WHAT YOU ARE ASKED TO DO:
Track down the lines that contain "diamond" and copy them.

AVAILABLE RECORDS:

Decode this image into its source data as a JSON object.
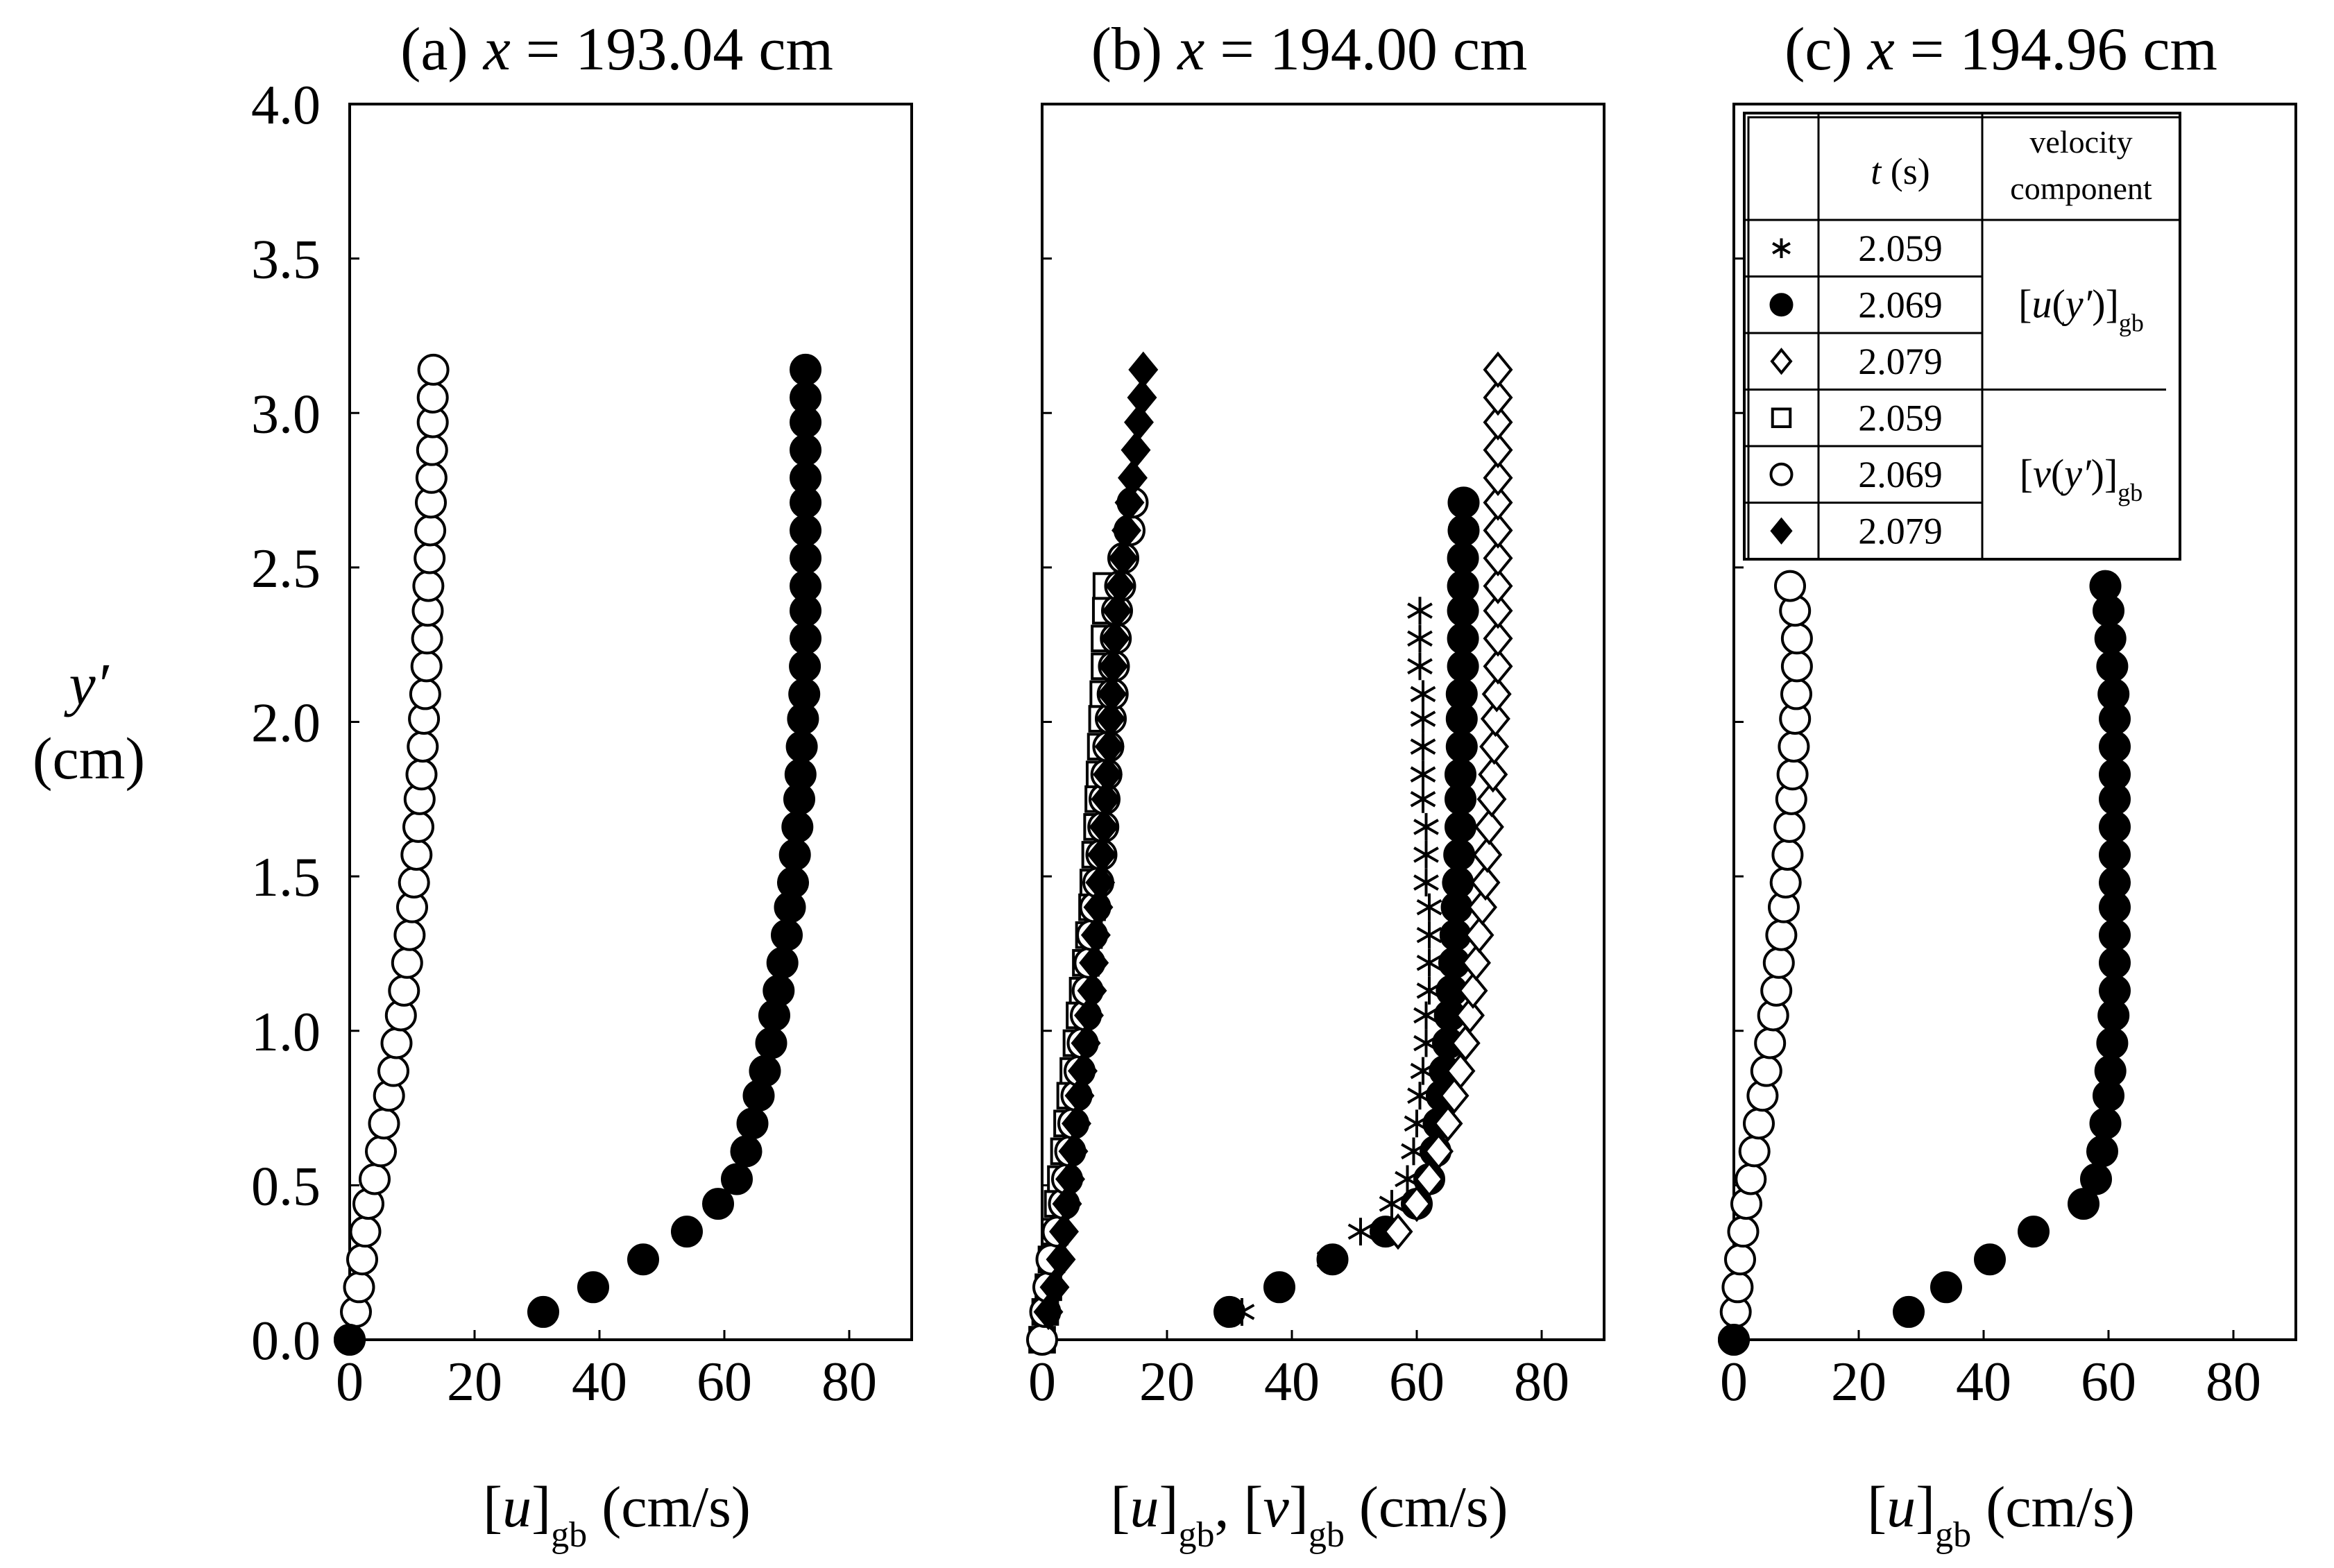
{
  "chart_data": [
    {
      "type": "scatter",
      "title": [
        "(a) ",
        "x",
        " = 193.04 cm"
      ],
      "ylabel": [
        "y′",
        "(cm)"
      ],
      "xlabel": [
        "[",
        "u",
        "]",
        "gb",
        " (cm/s)"
      ],
      "xlim": [
        0,
        90
      ],
      "ylim": [
        0,
        4
      ],
      "xticks": [
        0,
        20,
        40,
        60,
        80
      ],
      "yticks": [
        {
          "value": 0,
          "label": "0.0"
        },
        {
          "value": 0.5,
          "label": "0.5"
        },
        {
          "value": 1,
          "label": "1.0"
        },
        {
          "value": 1.5,
          "label": "1.5"
        },
        {
          "value": 2,
          "label": "2.0"
        },
        {
          "value": 2.5,
          "label": "2.5"
        },
        {
          "value": 3,
          "label": "3.0"
        },
        {
          "value": 3.5,
          "label": "3.5"
        },
        {
          "value": 4,
          "label": "4.0"
        }
      ],
      "series": [
        {
          "marker": "open-circle",
          "x": [
            0,
            1,
            1.5,
            2,
            2.5,
            3,
            4,
            5,
            5.5,
            6.3,
            7,
            7.5,
            8.2,
            8.7,
            9.2,
            9.6,
            10,
            10.3,
            10.7,
            11,
            11.2,
            11.5,
            11.7,
            11.9,
            12.1,
            12.3,
            12.4,
            12.5,
            12.6,
            12.8,
            12.9,
            13,
            13.1,
            13.2,
            13.3,
            13.3,
            13.4
          ],
          "values": [
            0,
            0.09,
            0.17,
            0.26,
            0.35,
            0.44,
            0.52,
            0.61,
            0.7,
            0.79,
            0.87,
            0.96,
            1.05,
            1.13,
            1.22,
            1.31,
            1.4,
            1.48,
            1.57,
            1.66,
            1.75,
            1.83,
            1.92,
            2.01,
            2.09,
            2.18,
            2.27,
            2.36,
            2.44,
            2.53,
            2.62,
            2.71,
            2.79,
            2.88,
            2.97,
            3.05,
            3.14
          ]
        },
        {
          "marker": "filled-circle",
          "x": [
            0,
            31,
            39,
            47,
            54,
            59,
            62,
            63.5,
            64.5,
            65.5,
            66.5,
            67.5,
            68,
            68.7,
            69.3,
            70,
            70.5,
            71,
            71.3,
            71.7,
            72,
            72.2,
            72.4,
            72.6,
            72.8,
            72.9,
            73,
            73,
            73,
            73,
            73,
            73,
            73,
            73,
            73,
            73,
            73
          ],
          "values": [
            0,
            0.09,
            0.17,
            0.26,
            0.35,
            0.44,
            0.52,
            0.61,
            0.7,
            0.79,
            0.87,
            0.96,
            1.05,
            1.13,
            1.22,
            1.31,
            1.4,
            1.48,
            1.57,
            1.66,
            1.75,
            1.83,
            1.92,
            2.01,
            2.09,
            2.18,
            2.27,
            2.36,
            2.44,
            2.53,
            2.62,
            2.71,
            2.79,
            2.88,
            2.97,
            3.05,
            3.14
          ]
        }
      ]
    },
    {
      "type": "scatter",
      "title": [
        "(b) ",
        "x",
        " = 194.00 cm"
      ],
      "xlabel": [
        "[",
        "u",
        "]",
        "gb",
        ", [",
        "v",
        "]",
        "gb",
        " (cm/s)"
      ],
      "xlim": [
        0,
        90
      ],
      "ylim": [
        0,
        4
      ],
      "xticks": [
        0,
        20,
        40,
        60,
        80
      ],
      "yticks": [
        0,
        0.5,
        1,
        1.5,
        2,
        2.5,
        3,
        3.5,
        4
      ],
      "series": [
        {
          "name": "2.059",
          "marker": "asterisk",
          "x": [
            32,
            38,
            46,
            51,
            56,
            58.5,
            59.5,
            60,
            60.5,
            61,
            61.5,
            61.5,
            62,
            62,
            62,
            62,
            61.5,
            61.5,
            61.5,
            61,
            61,
            61,
            61,
            61,
            60.5,
            60.5,
            60.5
          ],
          "values": [
            0.09,
            0.17,
            0.26,
            0.35,
            0.44,
            0.52,
            0.61,
            0.7,
            0.79,
            0.87,
            0.96,
            1.05,
            1.13,
            1.22,
            1.31,
            1.4,
            1.48,
            1.57,
            1.66,
            1.75,
            1.83,
            1.92,
            2.01,
            2.09,
            2.18,
            2.27,
            2.36
          ]
        },
        {
          "name": "2.069",
          "marker": "filled-circle",
          "x": [
            30,
            38,
            46.5,
            55,
            60,
            62,
            63,
            63.5,
            64,
            64.5,
            65,
            65.3,
            65.6,
            66,
            66.2,
            66.4,
            66.6,
            66.8,
            67,
            67,
            67,
            67.2,
            67.2,
            67.2,
            67.4,
            67.4,
            67.4,
            67.4,
            67.4,
            67.5,
            67.5
          ],
          "values": [
            0.09,
            0.17,
            0.26,
            0.35,
            0.44,
            0.52,
            0.61,
            0.7,
            0.79,
            0.87,
            0.96,
            1.05,
            1.13,
            1.22,
            1.31,
            1.4,
            1.48,
            1.57,
            1.66,
            1.75,
            1.83,
            1.92,
            2.01,
            2.09,
            2.18,
            2.27,
            2.36,
            2.44,
            2.53,
            2.62,
            2.71
          ]
        },
        {
          "name": "2.079",
          "marker": "open-diamond",
          "x": [
            57,
            60,
            62,
            63.5,
            65,
            66,
            67,
            67.8,
            68.5,
            69,
            69.5,
            70,
            70.5,
            71,
            71.3,
            71.6,
            72,
            72.2,
            72.4,
            72.6,
            72.8,
            73,
            73,
            73,
            73,
            73,
            73,
            73,
            73,
            73,
            73,
            73,
            73
          ],
          "values": [
            0.35,
            0.44,
            0.52,
            0.61,
            0.7,
            0.79,
            0.87,
            0.96,
            1.05,
            1.13,
            1.22,
            1.31,
            1.4,
            1.48,
            1.57,
            1.66,
            1.75,
            1.83,
            1.92,
            2.01,
            2.09,
            2.18,
            2.27,
            2.36,
            2.44,
            2.53,
            2.62,
            2.71,
            2.79,
            2.88,
            2.97,
            3.05,
            3.14
          ]
        },
        {
          "name": "2.059",
          "marker": "open-square",
          "x": [
            0,
            0.5,
            1,
            1.5,
            2,
            2.5,
            3,
            3.5,
            4,
            4.5,
            5,
            5.5,
            6,
            6.5,
            7,
            7.5,
            8,
            8.2,
            8.5,
            8.8,
            9,
            9.2,
            9.4,
            9.6,
            9.8,
            10,
            10,
            10.2,
            10.3
          ],
          "values": [
            0,
            0.09,
            0.17,
            0.26,
            0.35,
            0.44,
            0.52,
            0.61,
            0.7,
            0.79,
            0.87,
            0.96,
            1.05,
            1.13,
            1.22,
            1.31,
            1.4,
            1.48,
            1.57,
            1.66,
            1.75,
            1.83,
            1.92,
            2.01,
            2.09,
            2.18,
            2.27,
            2.36,
            2.44
          ]
        },
        {
          "name": "2.069",
          "marker": "open-circle",
          "x": [
            0,
            0.5,
            1,
            1.5,
            2.5,
            3.5,
            4,
            4.5,
            5,
            5.5,
            6,
            6.5,
            7,
            7.3,
            7.6,
            8,
            8.5,
            9,
            9.5,
            9.8,
            10,
            10.3,
            10.6,
            11,
            11.3,
            11.5,
            11.8,
            12,
            12.5,
            13,
            14,
            14.5
          ],
          "values": [
            0,
            0.09,
            0.17,
            0.26,
            0.35,
            0.44,
            0.52,
            0.61,
            0.7,
            0.79,
            0.87,
            0.96,
            1.05,
            1.13,
            1.22,
            1.31,
            1.4,
            1.48,
            1.57,
            1.66,
            1.75,
            1.83,
            1.92,
            2.01,
            2.09,
            2.18,
            2.27,
            2.36,
            2.44,
            2.53,
            2.62,
            2.71
          ]
        },
        {
          "name": "2.079",
          "marker": "filled-diamond",
          "x": [
            1,
            2,
            3,
            3.5,
            4,
            4.5,
            5,
            5.5,
            6,
            6.5,
            7,
            7.5,
            8,
            8.3,
            8.6,
            9,
            9.3,
            9.6,
            9.9,
            10.2,
            10.5,
            10.8,
            11,
            11.2,
            11.4,
            11.7,
            12,
            12.5,
            13,
            13.5,
            14,
            14.5,
            15,
            15.5,
            16,
            16.2
          ],
          "values": [
            0.09,
            0.17,
            0.26,
            0.35,
            0.44,
            0.52,
            0.61,
            0.7,
            0.79,
            0.87,
            0.96,
            1.05,
            1.13,
            1.22,
            1.31,
            1.4,
            1.48,
            1.57,
            1.66,
            1.75,
            1.83,
            1.92,
            2.01,
            2.09,
            2.18,
            2.27,
            2.36,
            2.44,
            2.53,
            2.62,
            2.71,
            2.79,
            2.88,
            2.97,
            3.05,
            3.14
          ]
        }
      ]
    },
    {
      "type": "scatter",
      "title": [
        "(c) ",
        "x",
        " = 194.96 cm"
      ],
      "xlabel": [
        "[",
        "u",
        "]",
        "gb",
        " (cm/s)"
      ],
      "xlim": [
        0,
        90
      ],
      "ylim": [
        0,
        4
      ],
      "xticks": [
        0,
        20,
        40,
        60,
        80
      ],
      "yticks": [
        0,
        0.5,
        1,
        1.5,
        2,
        2.5,
        3,
        3.5,
        4
      ],
      "legend": {
        "headers": [
          [
            "t",
            " (s)"
          ],
          [
            "velocity",
            "component"
          ]
        ],
        "components": [
          [
            "[",
            "u",
            "(",
            "y′",
            ")]",
            "gb"
          ],
          [
            "[",
            "v",
            "(",
            "y′",
            ")]",
            "gb"
          ]
        ]
      },
      "series": [
        {
          "marker": "open-circle",
          "x": [
            0,
            0.3,
            0.6,
            1,
            1.5,
            2,
            2.7,
            3.3,
            4,
            4.6,
            5.2,
            5.8,
            6.3,
            6.8,
            7.2,
            7.6,
            8,
            8.3,
            8.6,
            8.9,
            9.2,
            9.4,
            9.6,
            9.8,
            10,
            10.1,
            10.1,
            9.8,
            9
          ],
          "values": [
            0,
            0.09,
            0.17,
            0.26,
            0.35,
            0.44,
            0.52,
            0.61,
            0.7,
            0.79,
            0.87,
            0.96,
            1.05,
            1.13,
            1.22,
            1.31,
            1.4,
            1.48,
            1.57,
            1.66,
            1.75,
            1.83,
            1.92,
            2.01,
            2.09,
            2.18,
            2.27,
            2.36,
            2.44
          ]
        },
        {
          "marker": "filled-circle",
          "x": [
            0,
            28,
            34,
            41,
            48,
            56,
            58,
            59,
            59.5,
            60,
            60.3,
            60.6,
            60.8,
            61,
            61,
            61,
            61,
            61,
            61,
            61,
            61,
            61,
            61,
            61,
            60.8,
            60.6,
            60.3,
            60,
            59.5
          ],
          "values": [
            0,
            0.09,
            0.17,
            0.26,
            0.35,
            0.44,
            0.52,
            0.61,
            0.7,
            0.79,
            0.87,
            0.96,
            1.05,
            1.13,
            1.22,
            1.31,
            1.4,
            1.48,
            1.57,
            1.66,
            1.75,
            1.83,
            1.92,
            2.01,
            2.09,
            2.18,
            2.27,
            2.36,
            2.44
          ]
        }
      ]
    }
  ]
}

CORRECT RESPONSE:
          "marker": "open-diamond",
          "marker": "filled-diamond",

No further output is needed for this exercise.